> [Goals]:
- a) Check each statement against the event page below and answer yes or no, quoting the deciding words of the event page: (i) The event is held in McCosh 50. (ii) Anyone can attend without registering. (iii) Natalie Foster built the first digital department at the Sierra Club.
- b) According to the event page below, who co-founded Rebuild the Dream with Natalie Foster?
- c) Pick up the event page on new ideas for New Jersey's economy right after its final sentence and keep writing.

> [Source passage]:
::::::::::

Can We Fix It? Yes We Can: New and Effective Ideas to Promote a More Inclusive, Productive, and Healthy Economy for All

SPIA in New Jersey
Date
Nov 12, 2024, 4:30 pm6:00 pm
Location
McCosh 50
Audience
  • Open to the public
  • Registration required

Speakers

Details

Event Description

Part 2 of SPIA in NJ's Fall 2024 series, New Jersey and the American Economy: What’s Needed for the Garden State to Lead a Thriving Country:

As states across the country face unique and intensifying challenges, leaders and experts across sectors are imagining new and bold solutions that seek to address threats in an intersectional fashion. This conversation will highlight some of these new ideas including a guaranteed basic income and child care for all, and discuss how they can be implemented here in New Jersey to boost our economy and help all in our communities lead healthy, thriving lives.

Natalie Foster
Natalie Foster is the President and co-founder of the Economic Security Project, a network dedicated to advancing a guaranteed income in America and reining in the unprecedented concentration of corporate power, and a senior fellow at the Aspen Institute Future of Work Initiative.  Prior to that she was the CEO and co-founder of Rebuild the Dream, a platform for people–driven economic change, with Van Jones. Foster served as digital director for President Obama’s Organizing for America (OFA) and the Democratic National Committee. She built the first digital department at the Sierra Club and served as the deputy organizing director for MoveOn.org. She’s been awarded fellowships at the Institute for the Future, Rockwood Leadership Institute and New America California, and is a board member of the California Budget and Policy Center, the Change.org global foundation and Liberation in a Generation, a project to close the racial wealth gap. She grew up a preacher’s daughter in Kansas, and is currently raising her family in Oakland, CA.

::::::::::

> [Information shown]:
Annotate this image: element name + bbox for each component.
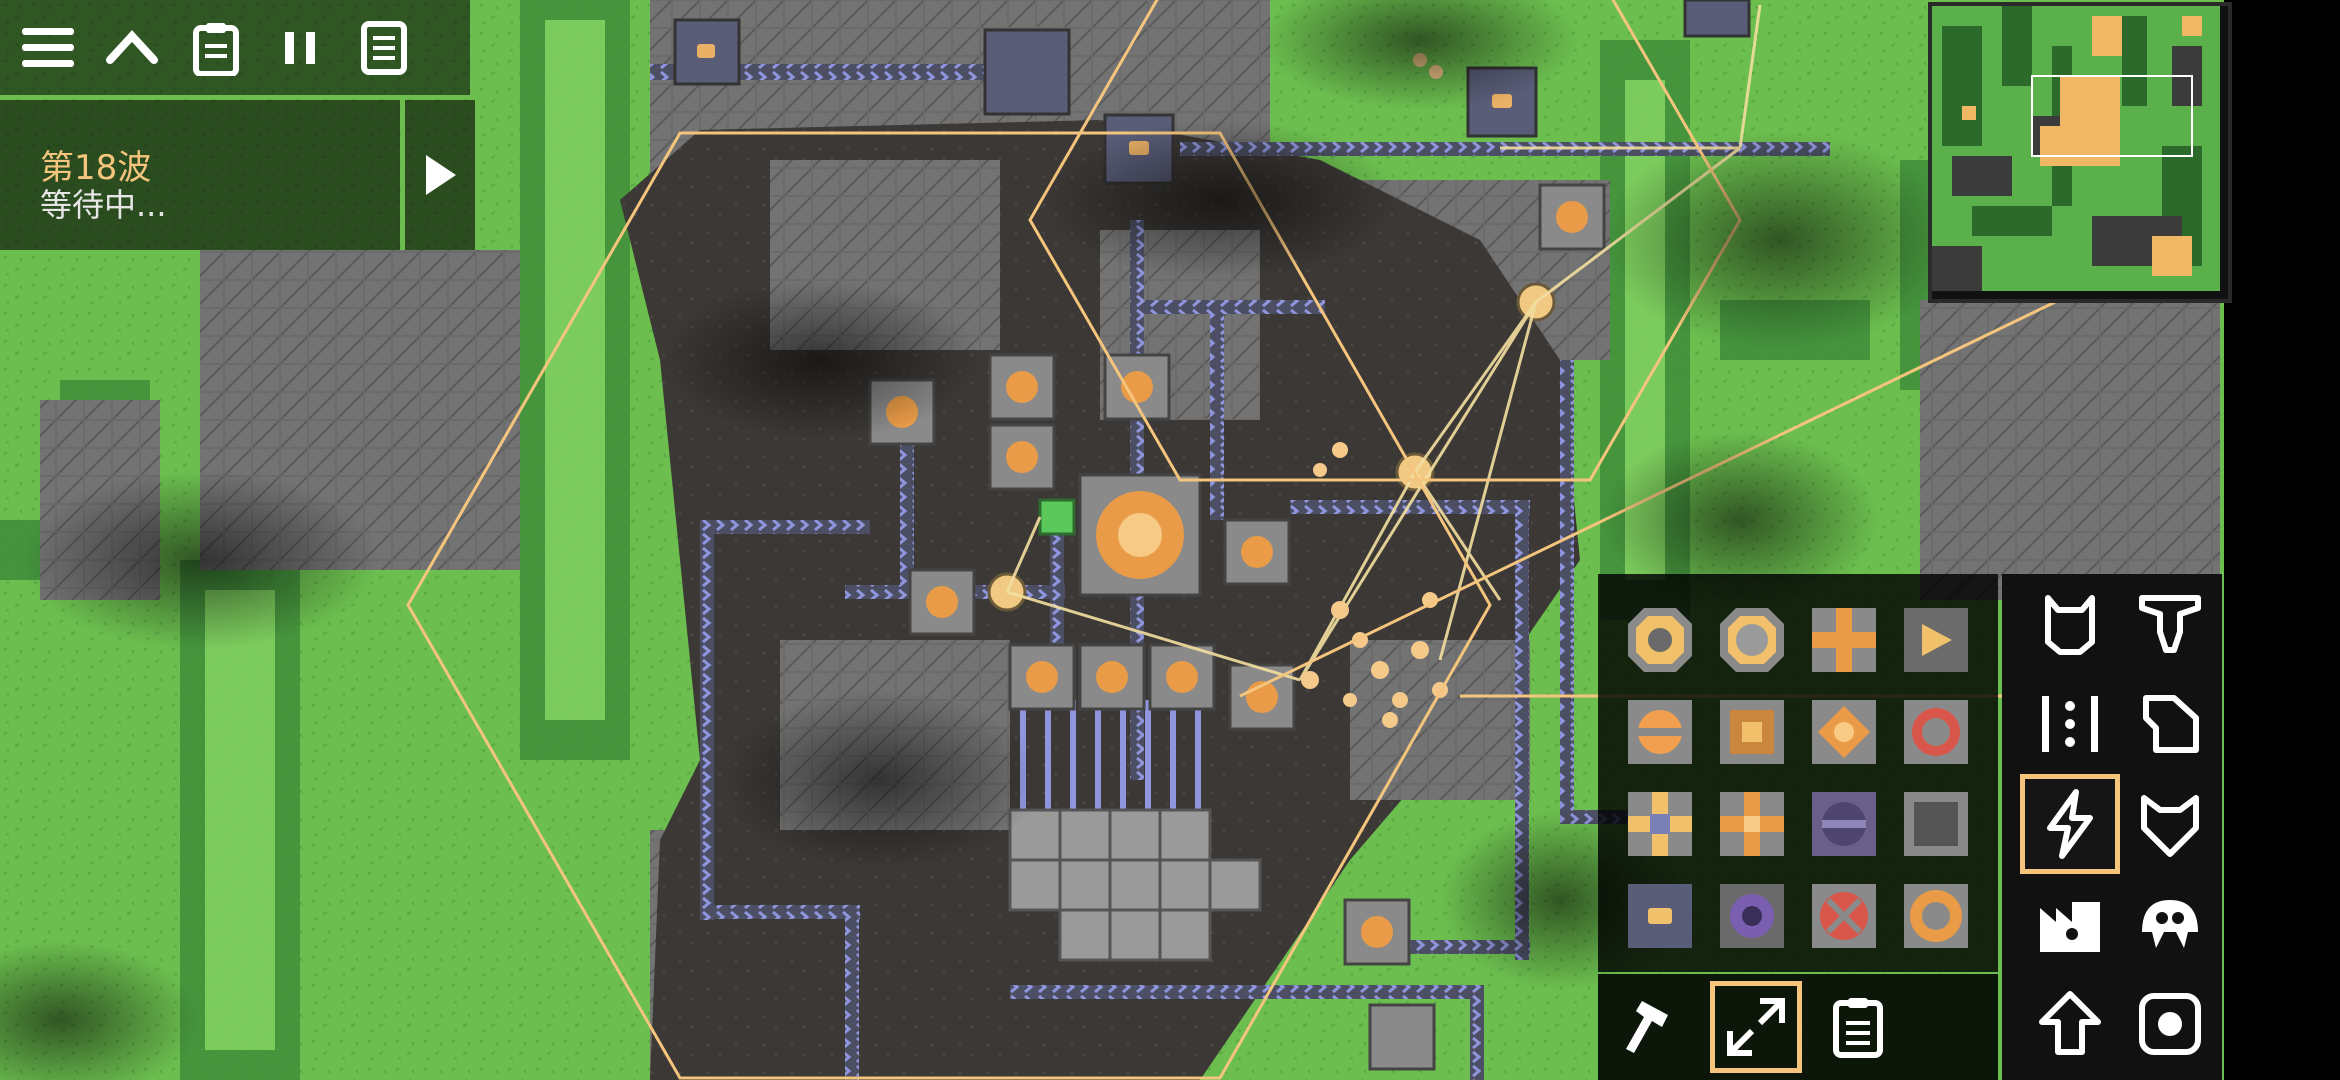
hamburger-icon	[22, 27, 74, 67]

::::::::::

> [Results in order]:
- a)
(i) Yes: "McCosh 50"
(ii) No: "Registration required"
(iii) Yes: "She built the first digital department at the Sierra Club"

- b) Van Jones.

- c)
Ilyana Kuziemko
Ilyana Kuziemko is the Theodore A. Wells ’29 Professor of Economics, co-director of the Griswold Center for Economic Policy Studies, and co-director of the Princeton Program in Public Finance at Princeton University. Kuziemko re-joined the Princeton faculty in 2014, after teaching at Columbia Business School from 2012-14, where she was the David W. Zalaznick Associate Professor of Business. From 2009-10, Kuziemko served as assistant secretary for economic policy at the U.S. Department of the Treasury, where she worked primarily on the development and early implementation of the Affordable Care Act. Her research interests are in the areas of public finance, political economy and labor economics, with focuses on U.S. economic inequality and in particular its interaction with political and labor-market institutions. She also is a fellow of the Econometric Society and a research associate at the National Bureau of Economic Research. Kuziemko received her A.B. in economics from Harvard University, a second B.A. in mathematics from Oxford University (where she studied as a Rhodes Scholar), and a Ph.D. in economics from Harvard University. She lives in Princeton with her husband and two children.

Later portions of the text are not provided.